## Tarefas a realizar
1) De acordo com o texto sobre os paramilitares colombianos, quantos membros das forças especiais norte-americanas já chegaram a Arauca?
2) Prossiga com o texto sobre os paramilitares colombianos a partir do ponto em que ele termina.

De momento, nada permite que seja concedido um status político aos paramilitares. De acordo com os conceitos internacionais e os da própria Constituição colombiana, esse status só pode ser atribuído a indivíduos que lutem contra um Estado que oprime a população social, econômica e politicamente – contexto no qual se inserem os movimentos guerrilheiros. Os paramilitares dizem fazer parte integrante de uma estratégia contra-insurrecional e lutar (como “organização paralela”, nas palavras de seus chefes) pela defesa das instituições do Estado.
Legitimação das atrocidades
Ao deixar seus crimes impunes, o Estado colombiano não só foge ao “dever de procurar e punir, mas também sinaliza erradamente aos que cometeram atrocidades; além de perdoá-los, legitima-os como atores políticos19”. No entanto, o governo do presidente Uribe Vélez mantém suas decisões, para o que conta com o apoio das forças armadas, de poderosos grupos econômicos e dos meios de comunicação que, aliás, o elegeram “Homem do Ano 2002”.
Ainda tem, principalmente, o apoio do governo de George W. Bush, que permitiu que os recursos enviados para o combate ao tráfico de drogas sejam empregados, no contexto do Plano Colômbia, na luta contra a guerrilha. Na realidade, esse repasse já vinha ocorrendo de facto, contrariando as disposições do Congresso norte-americano. Pelo menos 70 membros das forças especiais norte-americanas já chegaram a Arauca, principal região petrolífera do país, próxima à fronteira com a Venezuela, para dar treinamento a uma brigada do exército.
“O senhor desenvolveu uma grande estratégia para combater o fenômeno da insegurança e do terrorismo”, foi a declaração de Colin Powell ao presidente Uribe Vélez durante sua visita, em dezembro passado. Aparentemente, o responsável pelo Departamento de Estado norte-americano não sabe que, nessa “grande estratégia”, o movimento paramilitar teve um papel decisivo. E finge ignorar que, considerada como uma base de apoio real ou imaginária dos rebeldes, é a população não-armada que, uma vez mais, pagará o preço da repressão.
(Trad.: Iraci D. Poleti)
1 – Ler , publicado por várias organizações internacionais de direitos humanos, ed. NCOS, Bruxelas, 1992. O relatório contém os dados de 350 dirigentes das forças armadas e da polícia envolvidos na “guerra suja” que jamais foram punidos. Essas informações nunca foram desmentidas.
2 – El Terrorismo de Estado en Colombia, op. cit.
3 – Ler La guerra moderna, publicação do Exército da Colômbia, Biblioteca do Exército, Bogotá, 1963.

## Listagem de registros
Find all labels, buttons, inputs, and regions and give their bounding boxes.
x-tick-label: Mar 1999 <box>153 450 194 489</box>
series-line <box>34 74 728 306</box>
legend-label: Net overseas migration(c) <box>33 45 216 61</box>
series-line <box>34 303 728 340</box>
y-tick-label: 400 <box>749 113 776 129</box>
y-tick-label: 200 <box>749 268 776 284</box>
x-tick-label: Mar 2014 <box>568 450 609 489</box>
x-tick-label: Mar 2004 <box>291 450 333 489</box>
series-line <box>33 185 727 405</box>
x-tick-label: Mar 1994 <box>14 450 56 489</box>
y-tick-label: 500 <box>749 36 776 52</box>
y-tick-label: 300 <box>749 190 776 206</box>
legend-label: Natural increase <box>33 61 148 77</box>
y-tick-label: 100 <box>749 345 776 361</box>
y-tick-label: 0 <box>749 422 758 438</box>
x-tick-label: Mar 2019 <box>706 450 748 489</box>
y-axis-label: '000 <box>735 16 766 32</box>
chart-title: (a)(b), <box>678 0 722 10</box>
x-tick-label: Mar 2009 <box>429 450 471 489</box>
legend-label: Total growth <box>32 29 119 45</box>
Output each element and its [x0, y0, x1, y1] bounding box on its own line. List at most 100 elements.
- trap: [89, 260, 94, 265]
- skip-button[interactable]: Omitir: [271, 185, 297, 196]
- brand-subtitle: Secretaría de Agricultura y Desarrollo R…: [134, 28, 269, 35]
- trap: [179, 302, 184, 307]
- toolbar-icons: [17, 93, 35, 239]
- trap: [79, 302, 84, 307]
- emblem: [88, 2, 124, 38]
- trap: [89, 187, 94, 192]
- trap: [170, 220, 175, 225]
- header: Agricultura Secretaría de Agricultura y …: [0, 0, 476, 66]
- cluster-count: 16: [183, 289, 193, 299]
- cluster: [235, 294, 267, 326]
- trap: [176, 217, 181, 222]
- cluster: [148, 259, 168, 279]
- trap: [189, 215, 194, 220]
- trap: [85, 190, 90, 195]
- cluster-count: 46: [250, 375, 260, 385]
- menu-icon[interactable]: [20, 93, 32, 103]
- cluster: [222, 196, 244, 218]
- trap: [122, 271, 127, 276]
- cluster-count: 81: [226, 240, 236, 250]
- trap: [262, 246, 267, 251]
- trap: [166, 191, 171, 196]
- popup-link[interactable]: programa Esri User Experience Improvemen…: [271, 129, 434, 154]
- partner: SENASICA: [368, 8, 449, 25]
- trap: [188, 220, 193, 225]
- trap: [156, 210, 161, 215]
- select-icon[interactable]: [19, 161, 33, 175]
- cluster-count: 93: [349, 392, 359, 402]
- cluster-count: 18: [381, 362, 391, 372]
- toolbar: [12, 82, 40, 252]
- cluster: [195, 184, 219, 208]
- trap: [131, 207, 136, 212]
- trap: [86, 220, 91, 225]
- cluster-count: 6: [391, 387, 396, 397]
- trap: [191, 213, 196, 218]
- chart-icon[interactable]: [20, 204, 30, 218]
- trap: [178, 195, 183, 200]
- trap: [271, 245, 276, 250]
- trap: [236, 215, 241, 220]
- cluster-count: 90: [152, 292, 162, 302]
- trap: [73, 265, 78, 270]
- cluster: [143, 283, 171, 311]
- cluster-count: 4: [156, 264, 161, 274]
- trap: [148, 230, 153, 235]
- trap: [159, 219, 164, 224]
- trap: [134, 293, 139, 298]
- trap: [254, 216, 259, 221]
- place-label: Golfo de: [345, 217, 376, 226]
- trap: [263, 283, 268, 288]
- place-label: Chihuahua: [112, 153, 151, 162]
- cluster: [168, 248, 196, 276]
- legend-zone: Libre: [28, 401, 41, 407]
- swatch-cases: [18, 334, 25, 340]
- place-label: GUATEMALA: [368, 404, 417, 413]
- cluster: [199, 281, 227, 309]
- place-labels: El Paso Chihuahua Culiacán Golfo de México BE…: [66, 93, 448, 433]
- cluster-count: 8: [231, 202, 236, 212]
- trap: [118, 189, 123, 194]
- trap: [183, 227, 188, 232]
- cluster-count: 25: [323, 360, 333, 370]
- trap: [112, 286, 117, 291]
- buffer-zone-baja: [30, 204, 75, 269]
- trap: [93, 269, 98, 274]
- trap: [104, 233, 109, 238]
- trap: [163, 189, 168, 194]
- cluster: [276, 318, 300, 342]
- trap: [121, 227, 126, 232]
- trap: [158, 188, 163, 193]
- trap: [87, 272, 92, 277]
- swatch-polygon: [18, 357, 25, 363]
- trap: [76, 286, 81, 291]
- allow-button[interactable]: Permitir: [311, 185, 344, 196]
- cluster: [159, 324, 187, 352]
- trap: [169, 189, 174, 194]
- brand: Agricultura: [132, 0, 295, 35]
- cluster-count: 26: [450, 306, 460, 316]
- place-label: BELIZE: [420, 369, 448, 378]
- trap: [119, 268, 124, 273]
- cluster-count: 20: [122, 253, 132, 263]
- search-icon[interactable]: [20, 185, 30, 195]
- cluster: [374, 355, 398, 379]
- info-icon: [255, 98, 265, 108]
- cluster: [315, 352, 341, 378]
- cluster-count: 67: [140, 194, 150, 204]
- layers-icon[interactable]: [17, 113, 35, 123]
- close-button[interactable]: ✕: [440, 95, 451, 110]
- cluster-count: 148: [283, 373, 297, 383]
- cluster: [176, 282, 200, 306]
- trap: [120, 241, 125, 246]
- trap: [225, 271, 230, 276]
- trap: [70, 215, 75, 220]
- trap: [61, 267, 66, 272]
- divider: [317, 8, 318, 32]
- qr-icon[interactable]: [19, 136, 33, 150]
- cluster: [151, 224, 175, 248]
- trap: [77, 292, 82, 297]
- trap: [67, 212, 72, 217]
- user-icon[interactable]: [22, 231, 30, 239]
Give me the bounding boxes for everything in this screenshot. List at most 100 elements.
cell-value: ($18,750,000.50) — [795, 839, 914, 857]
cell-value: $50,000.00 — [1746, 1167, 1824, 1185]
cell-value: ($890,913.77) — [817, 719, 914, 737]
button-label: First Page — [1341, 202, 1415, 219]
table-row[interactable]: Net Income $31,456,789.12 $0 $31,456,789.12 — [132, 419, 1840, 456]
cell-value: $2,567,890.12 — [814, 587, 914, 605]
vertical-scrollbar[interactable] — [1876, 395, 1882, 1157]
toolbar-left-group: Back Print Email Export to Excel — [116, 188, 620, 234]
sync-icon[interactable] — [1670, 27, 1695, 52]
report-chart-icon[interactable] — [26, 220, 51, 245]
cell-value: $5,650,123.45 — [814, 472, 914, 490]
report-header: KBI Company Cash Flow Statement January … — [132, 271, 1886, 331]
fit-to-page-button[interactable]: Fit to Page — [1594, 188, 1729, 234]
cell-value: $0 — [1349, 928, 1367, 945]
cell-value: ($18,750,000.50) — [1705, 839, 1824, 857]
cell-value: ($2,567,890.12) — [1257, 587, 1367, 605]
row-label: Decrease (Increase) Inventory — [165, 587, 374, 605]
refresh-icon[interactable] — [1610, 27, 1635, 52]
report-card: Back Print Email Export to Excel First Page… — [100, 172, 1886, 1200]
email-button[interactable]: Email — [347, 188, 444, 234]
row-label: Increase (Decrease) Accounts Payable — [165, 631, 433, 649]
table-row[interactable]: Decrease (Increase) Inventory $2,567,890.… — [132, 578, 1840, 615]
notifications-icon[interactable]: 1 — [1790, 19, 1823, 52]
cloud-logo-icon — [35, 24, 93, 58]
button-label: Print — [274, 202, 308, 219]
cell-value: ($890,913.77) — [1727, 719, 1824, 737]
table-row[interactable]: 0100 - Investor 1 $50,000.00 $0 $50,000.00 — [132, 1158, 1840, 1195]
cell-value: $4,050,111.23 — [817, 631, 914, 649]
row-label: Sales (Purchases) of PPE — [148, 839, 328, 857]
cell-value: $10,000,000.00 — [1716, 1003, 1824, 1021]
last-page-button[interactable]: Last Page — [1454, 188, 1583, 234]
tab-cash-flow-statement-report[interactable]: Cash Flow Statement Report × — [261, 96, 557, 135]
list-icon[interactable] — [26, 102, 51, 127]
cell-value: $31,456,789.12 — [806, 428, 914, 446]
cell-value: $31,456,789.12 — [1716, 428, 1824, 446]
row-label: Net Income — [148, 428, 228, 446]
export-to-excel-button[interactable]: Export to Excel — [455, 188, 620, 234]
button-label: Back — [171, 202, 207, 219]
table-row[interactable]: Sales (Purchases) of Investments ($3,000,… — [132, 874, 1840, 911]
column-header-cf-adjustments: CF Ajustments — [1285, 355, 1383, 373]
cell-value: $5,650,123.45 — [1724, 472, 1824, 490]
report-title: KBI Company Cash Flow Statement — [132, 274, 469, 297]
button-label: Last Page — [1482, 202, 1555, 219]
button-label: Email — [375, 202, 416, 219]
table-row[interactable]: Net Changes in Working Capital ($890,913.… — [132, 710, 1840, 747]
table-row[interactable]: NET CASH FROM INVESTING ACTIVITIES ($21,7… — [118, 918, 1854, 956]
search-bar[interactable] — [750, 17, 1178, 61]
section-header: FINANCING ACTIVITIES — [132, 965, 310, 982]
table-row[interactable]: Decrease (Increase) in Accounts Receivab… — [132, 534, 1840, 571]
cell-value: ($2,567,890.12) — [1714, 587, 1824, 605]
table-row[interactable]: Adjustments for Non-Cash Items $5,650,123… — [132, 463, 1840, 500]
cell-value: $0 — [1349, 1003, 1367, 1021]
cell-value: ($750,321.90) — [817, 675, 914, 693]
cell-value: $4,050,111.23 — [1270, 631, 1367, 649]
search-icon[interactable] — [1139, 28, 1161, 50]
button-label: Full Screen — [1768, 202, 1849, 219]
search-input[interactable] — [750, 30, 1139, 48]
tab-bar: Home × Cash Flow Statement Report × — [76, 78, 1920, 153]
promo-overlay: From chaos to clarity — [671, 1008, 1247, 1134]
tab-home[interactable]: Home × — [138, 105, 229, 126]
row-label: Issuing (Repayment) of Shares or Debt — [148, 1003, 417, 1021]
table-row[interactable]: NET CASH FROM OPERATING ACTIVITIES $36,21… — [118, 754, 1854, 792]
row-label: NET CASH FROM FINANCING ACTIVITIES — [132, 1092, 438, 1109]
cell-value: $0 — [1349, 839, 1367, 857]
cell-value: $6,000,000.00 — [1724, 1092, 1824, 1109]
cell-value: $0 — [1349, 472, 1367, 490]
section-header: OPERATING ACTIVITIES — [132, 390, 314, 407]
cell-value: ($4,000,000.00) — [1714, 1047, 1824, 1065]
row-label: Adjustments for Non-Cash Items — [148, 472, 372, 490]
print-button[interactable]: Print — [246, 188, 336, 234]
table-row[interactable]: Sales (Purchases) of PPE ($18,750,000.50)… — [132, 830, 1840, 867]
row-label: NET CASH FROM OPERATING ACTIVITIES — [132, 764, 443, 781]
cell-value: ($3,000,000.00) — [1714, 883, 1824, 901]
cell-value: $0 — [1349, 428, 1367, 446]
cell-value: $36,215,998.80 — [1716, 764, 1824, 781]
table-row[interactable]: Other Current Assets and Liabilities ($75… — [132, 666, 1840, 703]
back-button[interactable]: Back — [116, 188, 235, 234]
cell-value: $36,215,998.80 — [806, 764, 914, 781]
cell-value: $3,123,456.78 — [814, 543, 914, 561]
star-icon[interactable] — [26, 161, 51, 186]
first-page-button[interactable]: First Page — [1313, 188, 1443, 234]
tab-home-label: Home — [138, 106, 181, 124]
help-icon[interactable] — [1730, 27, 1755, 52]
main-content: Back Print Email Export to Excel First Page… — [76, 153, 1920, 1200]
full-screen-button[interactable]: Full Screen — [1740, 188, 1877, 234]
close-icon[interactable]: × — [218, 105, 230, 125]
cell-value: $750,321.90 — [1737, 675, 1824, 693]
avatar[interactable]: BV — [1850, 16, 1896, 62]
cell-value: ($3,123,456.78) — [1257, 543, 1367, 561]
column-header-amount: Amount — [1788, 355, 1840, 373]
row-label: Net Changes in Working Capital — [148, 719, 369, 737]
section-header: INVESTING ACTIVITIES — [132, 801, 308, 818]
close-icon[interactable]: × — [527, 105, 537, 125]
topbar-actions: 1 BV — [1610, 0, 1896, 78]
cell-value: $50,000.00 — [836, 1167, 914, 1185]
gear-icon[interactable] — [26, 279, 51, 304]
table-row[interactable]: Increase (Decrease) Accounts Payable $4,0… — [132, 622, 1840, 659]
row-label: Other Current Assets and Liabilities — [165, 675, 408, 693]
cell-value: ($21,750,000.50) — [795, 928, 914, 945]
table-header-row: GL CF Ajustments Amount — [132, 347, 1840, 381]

## Respostas em ordem
1) Pelo menos 70 membros.

2)
4 – Citado no livro Tras los pasos perdidos de la Guerra Sucia, publicado por várias entidades internacionais de direitos humanos, ed. NCOS, Bruxelas, 1995.
5 – Reglamento de Combate de Contraguerrilla, EJC-3, confidencial, Bogotá, 1969.
6 – Citado em Tras los pasos perdidos de la Guerra Sucia, op. cit.
7 – Colombia’s Killer Networks, Human Rights Watch, Washington, 1996.
8 – Ler, de Federico Andreu Guzmán, Colombia ante los retos del siglo XXI: Desarrollo, Democracia y Paz, ed. Universidade de Salamanca, 2001.
9 – El Espectador, 24 de janeiro de 1999.
10 – A Defensoria Pública é uma instituição do Estado encarregada de fiscalizar o respeito pelos direitos humanos e defender os cidadãos. O defensor é eleito pela Câmara dos Representantes.
11 – 4º Informe Anual do Defensor Público perante o Congresso colombiano, Documento nº II, Bogotá, 1999.
12 – Le Monde, Paris, 18 de maio de 2001.
13 – Ler, de Mauricio Aranguren Molina, Mi confesión. Carlos Castaño revela sus secretos, ed. Oveja Negra, Bogotá, 2001.
14 – Ler, do senador Gustavo Petro, Indulto a paramilitares, ed. Via Alterna, 14 de dezembro de 2002.
15 – No entanto, em setembro de 2001 os Estados Unidos acusaram diversos paramilitares de narcotráfico e chegaram a pedir a extradição de vários de seus chefes, entre os quais Salvatore Mancuso e Carlos Castaño.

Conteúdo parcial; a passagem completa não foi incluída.